[START Data for this task]

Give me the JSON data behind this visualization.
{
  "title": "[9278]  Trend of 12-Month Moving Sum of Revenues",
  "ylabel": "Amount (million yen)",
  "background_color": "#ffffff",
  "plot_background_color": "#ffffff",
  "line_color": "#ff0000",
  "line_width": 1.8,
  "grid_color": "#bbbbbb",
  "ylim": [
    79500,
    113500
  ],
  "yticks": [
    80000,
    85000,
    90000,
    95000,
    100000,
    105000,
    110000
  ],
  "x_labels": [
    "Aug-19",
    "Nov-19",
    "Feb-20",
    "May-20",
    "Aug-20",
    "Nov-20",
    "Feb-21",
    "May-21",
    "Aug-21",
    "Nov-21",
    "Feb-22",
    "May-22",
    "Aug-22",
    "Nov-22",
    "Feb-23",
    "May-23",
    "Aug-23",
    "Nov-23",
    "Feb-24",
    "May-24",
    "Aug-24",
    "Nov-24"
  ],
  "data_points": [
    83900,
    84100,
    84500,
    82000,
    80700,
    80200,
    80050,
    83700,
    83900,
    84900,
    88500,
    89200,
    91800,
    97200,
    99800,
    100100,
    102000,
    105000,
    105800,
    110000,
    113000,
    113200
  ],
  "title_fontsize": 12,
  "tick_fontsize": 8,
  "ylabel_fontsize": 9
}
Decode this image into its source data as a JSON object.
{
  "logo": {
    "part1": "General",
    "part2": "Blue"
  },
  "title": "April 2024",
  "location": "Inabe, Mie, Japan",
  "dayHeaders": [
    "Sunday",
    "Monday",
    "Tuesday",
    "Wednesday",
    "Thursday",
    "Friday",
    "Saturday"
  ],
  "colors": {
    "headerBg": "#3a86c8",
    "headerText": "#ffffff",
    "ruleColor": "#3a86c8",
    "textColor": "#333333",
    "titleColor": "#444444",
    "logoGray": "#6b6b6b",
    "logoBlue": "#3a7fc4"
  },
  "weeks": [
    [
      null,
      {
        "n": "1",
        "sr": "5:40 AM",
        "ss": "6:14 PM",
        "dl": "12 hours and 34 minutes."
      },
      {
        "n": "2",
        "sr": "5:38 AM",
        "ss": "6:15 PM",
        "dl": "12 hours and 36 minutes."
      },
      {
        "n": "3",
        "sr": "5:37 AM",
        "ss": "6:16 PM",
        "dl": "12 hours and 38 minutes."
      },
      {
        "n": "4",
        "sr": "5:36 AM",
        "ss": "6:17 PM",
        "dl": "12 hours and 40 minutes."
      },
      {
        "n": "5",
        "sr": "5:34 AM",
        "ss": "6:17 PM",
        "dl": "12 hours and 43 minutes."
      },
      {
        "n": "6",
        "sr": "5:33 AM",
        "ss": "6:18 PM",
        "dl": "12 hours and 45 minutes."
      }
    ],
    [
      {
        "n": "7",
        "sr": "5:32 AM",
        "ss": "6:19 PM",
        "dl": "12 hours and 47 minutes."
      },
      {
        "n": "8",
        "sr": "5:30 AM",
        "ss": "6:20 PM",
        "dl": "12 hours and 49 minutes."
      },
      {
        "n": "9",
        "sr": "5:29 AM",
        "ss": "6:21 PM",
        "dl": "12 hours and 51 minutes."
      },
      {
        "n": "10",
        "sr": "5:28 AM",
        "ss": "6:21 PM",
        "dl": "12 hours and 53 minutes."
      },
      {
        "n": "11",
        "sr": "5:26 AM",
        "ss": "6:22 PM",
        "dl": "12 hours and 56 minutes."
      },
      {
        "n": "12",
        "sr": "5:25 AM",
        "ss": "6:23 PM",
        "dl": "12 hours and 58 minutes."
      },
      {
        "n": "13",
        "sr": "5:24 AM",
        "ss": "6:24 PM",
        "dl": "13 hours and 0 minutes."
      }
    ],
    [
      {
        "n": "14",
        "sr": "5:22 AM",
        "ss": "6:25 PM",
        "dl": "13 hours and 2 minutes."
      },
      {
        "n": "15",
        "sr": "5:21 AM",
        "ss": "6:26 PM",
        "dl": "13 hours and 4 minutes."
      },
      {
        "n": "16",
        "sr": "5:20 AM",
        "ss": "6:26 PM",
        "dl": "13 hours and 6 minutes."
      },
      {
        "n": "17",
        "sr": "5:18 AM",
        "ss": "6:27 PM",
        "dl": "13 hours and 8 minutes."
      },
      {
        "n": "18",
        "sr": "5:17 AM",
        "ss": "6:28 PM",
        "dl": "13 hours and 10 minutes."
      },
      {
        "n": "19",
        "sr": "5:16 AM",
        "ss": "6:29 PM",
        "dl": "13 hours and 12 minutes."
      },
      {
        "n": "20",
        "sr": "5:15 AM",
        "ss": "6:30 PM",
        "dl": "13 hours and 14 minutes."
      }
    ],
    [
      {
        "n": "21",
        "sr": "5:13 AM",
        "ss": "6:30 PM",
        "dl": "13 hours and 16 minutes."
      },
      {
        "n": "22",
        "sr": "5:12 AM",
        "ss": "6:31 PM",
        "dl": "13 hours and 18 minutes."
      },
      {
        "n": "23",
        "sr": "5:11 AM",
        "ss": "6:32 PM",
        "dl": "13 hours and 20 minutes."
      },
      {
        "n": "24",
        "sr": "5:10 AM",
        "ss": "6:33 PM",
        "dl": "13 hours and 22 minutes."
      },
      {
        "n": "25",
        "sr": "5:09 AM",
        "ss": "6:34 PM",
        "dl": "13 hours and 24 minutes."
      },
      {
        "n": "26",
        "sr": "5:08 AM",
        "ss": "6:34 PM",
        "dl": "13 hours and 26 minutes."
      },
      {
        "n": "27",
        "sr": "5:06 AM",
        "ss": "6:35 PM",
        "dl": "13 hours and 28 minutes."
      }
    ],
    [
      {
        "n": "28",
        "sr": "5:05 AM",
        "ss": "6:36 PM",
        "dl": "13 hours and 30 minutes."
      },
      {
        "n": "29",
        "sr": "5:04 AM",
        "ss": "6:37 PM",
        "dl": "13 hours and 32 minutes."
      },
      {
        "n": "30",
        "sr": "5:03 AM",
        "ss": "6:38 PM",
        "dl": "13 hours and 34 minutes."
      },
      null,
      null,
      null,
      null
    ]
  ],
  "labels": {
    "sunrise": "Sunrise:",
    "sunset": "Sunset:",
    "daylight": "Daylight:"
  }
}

[END Data for this task]

- Work required: Find the string "ffffff" in the entries above and return each line that holds it.

- Correct response:
  "background_color": "#ffffff",
  "plot_background_color": "#ffffff",
    "headerText": "#ffffff",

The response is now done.